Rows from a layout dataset

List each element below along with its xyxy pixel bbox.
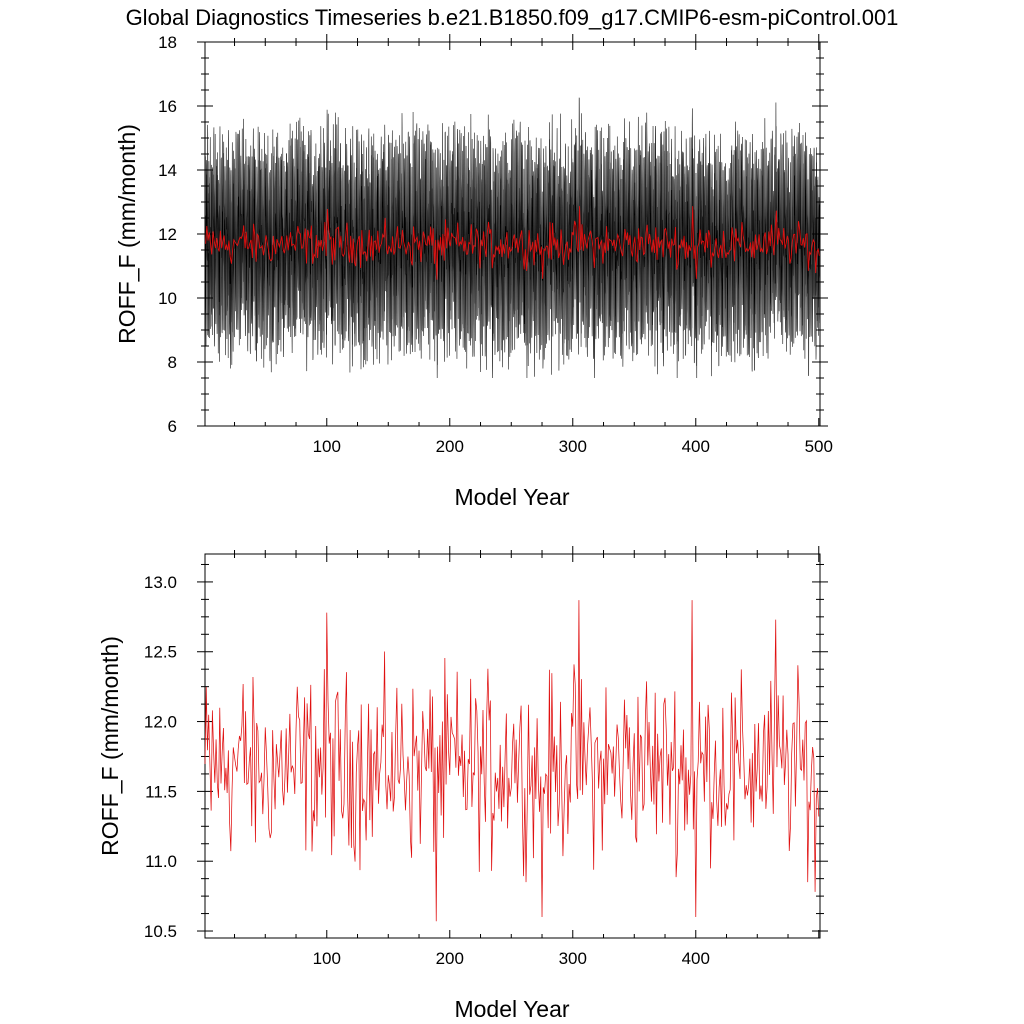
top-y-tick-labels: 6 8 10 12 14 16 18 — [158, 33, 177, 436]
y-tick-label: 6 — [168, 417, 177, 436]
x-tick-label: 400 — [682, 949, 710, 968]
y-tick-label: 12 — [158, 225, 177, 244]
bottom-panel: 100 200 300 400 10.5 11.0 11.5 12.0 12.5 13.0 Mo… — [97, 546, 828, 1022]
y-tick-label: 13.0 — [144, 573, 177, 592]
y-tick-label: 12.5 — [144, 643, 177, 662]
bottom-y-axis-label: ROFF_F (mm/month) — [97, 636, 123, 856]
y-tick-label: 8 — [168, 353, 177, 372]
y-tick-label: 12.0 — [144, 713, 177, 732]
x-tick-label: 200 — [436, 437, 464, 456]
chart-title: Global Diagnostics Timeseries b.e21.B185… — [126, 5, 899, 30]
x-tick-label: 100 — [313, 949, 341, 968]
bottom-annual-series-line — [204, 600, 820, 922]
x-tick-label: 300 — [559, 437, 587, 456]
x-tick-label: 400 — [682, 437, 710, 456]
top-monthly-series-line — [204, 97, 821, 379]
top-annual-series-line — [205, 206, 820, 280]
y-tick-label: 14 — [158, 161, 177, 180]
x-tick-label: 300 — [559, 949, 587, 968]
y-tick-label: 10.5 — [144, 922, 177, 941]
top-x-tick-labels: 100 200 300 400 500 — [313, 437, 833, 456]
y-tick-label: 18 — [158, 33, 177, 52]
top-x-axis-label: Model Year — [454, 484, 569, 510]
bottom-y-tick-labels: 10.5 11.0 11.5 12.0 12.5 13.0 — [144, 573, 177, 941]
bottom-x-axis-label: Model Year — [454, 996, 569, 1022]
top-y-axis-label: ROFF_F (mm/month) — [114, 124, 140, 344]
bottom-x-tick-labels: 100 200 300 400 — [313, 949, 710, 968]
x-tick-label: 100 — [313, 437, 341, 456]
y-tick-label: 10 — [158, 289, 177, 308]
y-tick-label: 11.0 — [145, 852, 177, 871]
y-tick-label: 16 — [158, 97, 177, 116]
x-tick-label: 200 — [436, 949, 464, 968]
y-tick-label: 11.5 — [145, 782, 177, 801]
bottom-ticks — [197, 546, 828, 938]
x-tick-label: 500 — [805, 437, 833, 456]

==

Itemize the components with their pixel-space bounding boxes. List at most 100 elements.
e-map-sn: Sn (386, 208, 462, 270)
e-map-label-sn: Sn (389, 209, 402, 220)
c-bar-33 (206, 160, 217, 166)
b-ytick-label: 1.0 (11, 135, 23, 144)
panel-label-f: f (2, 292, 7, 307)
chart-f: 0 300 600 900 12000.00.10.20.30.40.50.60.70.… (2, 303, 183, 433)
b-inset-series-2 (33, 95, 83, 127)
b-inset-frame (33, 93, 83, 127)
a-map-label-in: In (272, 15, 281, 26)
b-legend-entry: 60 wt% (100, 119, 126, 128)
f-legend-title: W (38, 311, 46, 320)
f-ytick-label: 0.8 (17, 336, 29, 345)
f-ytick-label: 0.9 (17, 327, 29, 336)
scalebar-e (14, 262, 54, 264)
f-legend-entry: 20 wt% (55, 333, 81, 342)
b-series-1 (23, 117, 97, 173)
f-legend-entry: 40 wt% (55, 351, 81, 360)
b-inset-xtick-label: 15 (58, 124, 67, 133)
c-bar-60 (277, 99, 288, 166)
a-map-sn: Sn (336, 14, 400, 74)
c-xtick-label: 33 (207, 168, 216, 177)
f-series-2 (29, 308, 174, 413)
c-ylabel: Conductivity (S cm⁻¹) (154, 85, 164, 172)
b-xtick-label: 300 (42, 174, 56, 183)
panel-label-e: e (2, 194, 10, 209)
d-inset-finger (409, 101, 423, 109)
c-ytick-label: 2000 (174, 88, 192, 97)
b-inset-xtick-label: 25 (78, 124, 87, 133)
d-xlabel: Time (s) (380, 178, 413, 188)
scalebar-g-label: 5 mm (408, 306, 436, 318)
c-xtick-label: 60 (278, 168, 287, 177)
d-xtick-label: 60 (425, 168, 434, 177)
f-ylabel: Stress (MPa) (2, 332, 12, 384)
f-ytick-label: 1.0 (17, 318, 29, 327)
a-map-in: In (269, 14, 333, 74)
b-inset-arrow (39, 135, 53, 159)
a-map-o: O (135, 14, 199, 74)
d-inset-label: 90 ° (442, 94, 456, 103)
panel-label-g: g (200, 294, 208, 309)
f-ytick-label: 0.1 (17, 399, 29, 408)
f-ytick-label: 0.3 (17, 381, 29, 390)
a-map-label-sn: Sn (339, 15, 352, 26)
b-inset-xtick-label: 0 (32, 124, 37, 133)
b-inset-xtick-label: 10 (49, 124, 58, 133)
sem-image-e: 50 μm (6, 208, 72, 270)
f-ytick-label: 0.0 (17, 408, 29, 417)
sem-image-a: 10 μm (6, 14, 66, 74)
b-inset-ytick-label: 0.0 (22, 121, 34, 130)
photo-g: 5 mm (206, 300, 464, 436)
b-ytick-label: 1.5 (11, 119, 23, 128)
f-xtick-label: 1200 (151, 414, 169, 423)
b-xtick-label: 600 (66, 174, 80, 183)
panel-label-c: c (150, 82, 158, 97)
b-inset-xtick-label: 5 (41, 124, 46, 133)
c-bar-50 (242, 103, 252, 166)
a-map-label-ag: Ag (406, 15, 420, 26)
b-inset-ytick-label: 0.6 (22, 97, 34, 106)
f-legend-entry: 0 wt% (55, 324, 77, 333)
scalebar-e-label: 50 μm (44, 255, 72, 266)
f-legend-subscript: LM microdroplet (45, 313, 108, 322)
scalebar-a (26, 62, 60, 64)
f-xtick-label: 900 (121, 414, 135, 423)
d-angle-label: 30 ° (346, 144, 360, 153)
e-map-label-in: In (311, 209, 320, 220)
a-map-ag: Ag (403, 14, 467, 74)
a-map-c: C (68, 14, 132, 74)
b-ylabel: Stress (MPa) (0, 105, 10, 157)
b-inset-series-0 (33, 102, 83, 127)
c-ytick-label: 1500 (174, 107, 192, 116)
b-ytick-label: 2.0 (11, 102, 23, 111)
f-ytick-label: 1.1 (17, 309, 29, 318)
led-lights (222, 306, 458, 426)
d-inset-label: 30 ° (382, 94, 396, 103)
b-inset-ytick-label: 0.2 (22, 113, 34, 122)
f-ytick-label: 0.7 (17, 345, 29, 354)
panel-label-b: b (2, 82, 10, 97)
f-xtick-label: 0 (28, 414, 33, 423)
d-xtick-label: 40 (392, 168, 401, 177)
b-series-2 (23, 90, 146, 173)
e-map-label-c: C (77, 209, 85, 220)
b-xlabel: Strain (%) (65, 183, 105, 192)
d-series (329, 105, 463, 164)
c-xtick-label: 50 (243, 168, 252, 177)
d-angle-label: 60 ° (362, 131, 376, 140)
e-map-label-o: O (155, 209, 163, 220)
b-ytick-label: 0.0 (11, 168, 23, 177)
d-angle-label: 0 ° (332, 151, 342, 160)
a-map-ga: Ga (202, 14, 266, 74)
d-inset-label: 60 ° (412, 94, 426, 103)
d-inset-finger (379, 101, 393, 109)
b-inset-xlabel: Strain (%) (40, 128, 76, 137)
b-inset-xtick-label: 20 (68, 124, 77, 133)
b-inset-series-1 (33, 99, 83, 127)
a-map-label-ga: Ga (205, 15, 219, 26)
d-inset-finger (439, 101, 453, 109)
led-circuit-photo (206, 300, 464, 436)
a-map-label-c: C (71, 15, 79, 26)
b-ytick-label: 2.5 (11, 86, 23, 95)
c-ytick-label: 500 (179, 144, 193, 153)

> **Challenge**: Write out the stretch of items from the line containing "top-y-tick-labels: 6 8" through the line containing "y-tick-label: 10 — [158, 289, 177, 308]", both included, reproducing each line unchanged.

> **Written answer**:
top-y-tick-labels: 6 8 10 12 14 16 18 — [158, 33, 177, 436]
y-tick-label: 6 — [168, 417, 177, 436]
x-tick-label: 400 — [682, 949, 710, 968]
y-tick-label: 12 — [158, 225, 177, 244]
bottom-panel: 100 200 300 400 10.5 11.0 11.5 12.0 12.5 13.0 Mo… — [97, 546, 828, 1022]
y-tick-label: 13.0 — [144, 573, 177, 592]
y-tick-label: 12.5 — [144, 643, 177, 662]
bottom-y-axis-label: ROFF_F (mm/month) — [97, 636, 123, 856]
y-tick-label: 8 — [168, 353, 177, 372]
y-tick-label: 12.0 — [144, 713, 177, 732]
x-tick-label: 200 — [436, 437, 464, 456]
chart-title: Global Diagnostics Timeseries b.e21.B185… — [126, 5, 899, 30]
x-tick-label: 100 — [313, 949, 341, 968]
bottom-annual-series-line — [204, 600, 820, 922]
x-tick-label: 300 — [559, 437, 587, 456]
x-tick-label: 400 — [682, 437, 710, 456]
top-monthly-series-line — [204, 97, 821, 379]
top-annual-series-line — [205, 206, 820, 280]
y-tick-label: 14 — [158, 161, 177, 180]
x-tick-label: 300 — [559, 949, 587, 968]
y-tick-label: 10.5 — [144, 922, 177, 941]
top-x-tick-labels: 100 200 300 400 500 — [313, 437, 833, 456]
y-tick-label: 18 — [158, 33, 177, 52]
top-x-axis-label: Model Year — [454, 484, 569, 510]
bottom-y-tick-labels: 10.5 11.0 11.5 12.0 12.5 13.0 — [144, 573, 177, 941]
bottom-x-axis-label: Model Year — [454, 996, 569, 1022]
top-y-axis-label: ROFF_F (mm/month) — [114, 124, 140, 344]
bottom-x-tick-labels: 100 200 300 400 — [313, 949, 710, 968]
x-tick-label: 100 — [313, 437, 341, 456]
y-tick-label: 10 — [158, 289, 177, 308]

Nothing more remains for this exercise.